## [EXERCISE TASK]
Each line below should be quoted exactly, please.

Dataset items

* * * * * * *

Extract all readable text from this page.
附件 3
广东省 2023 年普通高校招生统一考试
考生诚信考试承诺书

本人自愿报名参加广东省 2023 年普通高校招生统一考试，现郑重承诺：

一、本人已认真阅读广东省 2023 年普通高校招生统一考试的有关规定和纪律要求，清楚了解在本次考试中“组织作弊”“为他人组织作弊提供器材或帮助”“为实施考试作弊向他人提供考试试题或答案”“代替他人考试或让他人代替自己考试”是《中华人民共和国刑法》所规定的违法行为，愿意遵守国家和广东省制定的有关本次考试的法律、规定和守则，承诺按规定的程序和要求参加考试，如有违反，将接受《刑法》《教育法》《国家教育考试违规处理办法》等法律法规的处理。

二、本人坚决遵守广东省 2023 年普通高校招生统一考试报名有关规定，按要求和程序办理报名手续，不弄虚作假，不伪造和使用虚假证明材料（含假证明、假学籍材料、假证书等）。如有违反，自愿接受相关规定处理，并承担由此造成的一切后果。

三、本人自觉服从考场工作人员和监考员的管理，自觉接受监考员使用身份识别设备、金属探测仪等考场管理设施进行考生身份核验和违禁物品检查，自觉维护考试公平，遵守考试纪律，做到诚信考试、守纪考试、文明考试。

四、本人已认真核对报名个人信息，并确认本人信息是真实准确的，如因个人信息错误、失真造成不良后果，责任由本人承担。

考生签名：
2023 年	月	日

* * * * * * *

## [REPLY]
Extract all readable text from this page.
附件 3
广东省 2023 年普通高校招生统一考试
考生诚信考试承诺书

本人自愿报名参加广东省 2023 年普通高校招生统一考试，现郑重承诺：

一、本人已认真阅读广东省 2023 年普通高校招生统一考试的有关规定和纪律要求，清楚了解在本次考试中“组织作弊”“为他人组织作弊提供器材或帮助”“为实施考试作弊向他人提供考试试题或答案”“代替他人考试或让他人代替自己考试”是《中华人民共和国刑法》所规定的违法行为，愿意遵守国家和广东省制定的有关本次考试的法律、规定和守则，承诺按规定的程序和要求参加考试，如有违反，将接受《刑法》《教育法》《国家教育考试违规处理办法》等法律法规的处理。

二、本人坚决遵守广东省 2023 年普通高校招生统一考试报名有关规定，按要求和程序办理报名手续，不弄虚作假，不伪造和使用虚假证明材料（含假证明、假学籍材料、假证书等）。如有违反，自愿接受相关规定处理，并承担由此造成的一切后果。

三、本人自觉服从考场工作人员和监考员的管理，自觉接受监考员使用身份识别设备、金属探测仪等考场管理设施进行考生身份核验和违禁物品检查，自觉维护考试公平，遵守考试纪律，做到诚信考试、守纪考试、文明考试。

四、本人已认真核对报名个人信息，并确认本人信息是真实准确的，如因个人信息错误、失真造成不良后果，责任由本人承担。

考生签名：
2023 年	月	日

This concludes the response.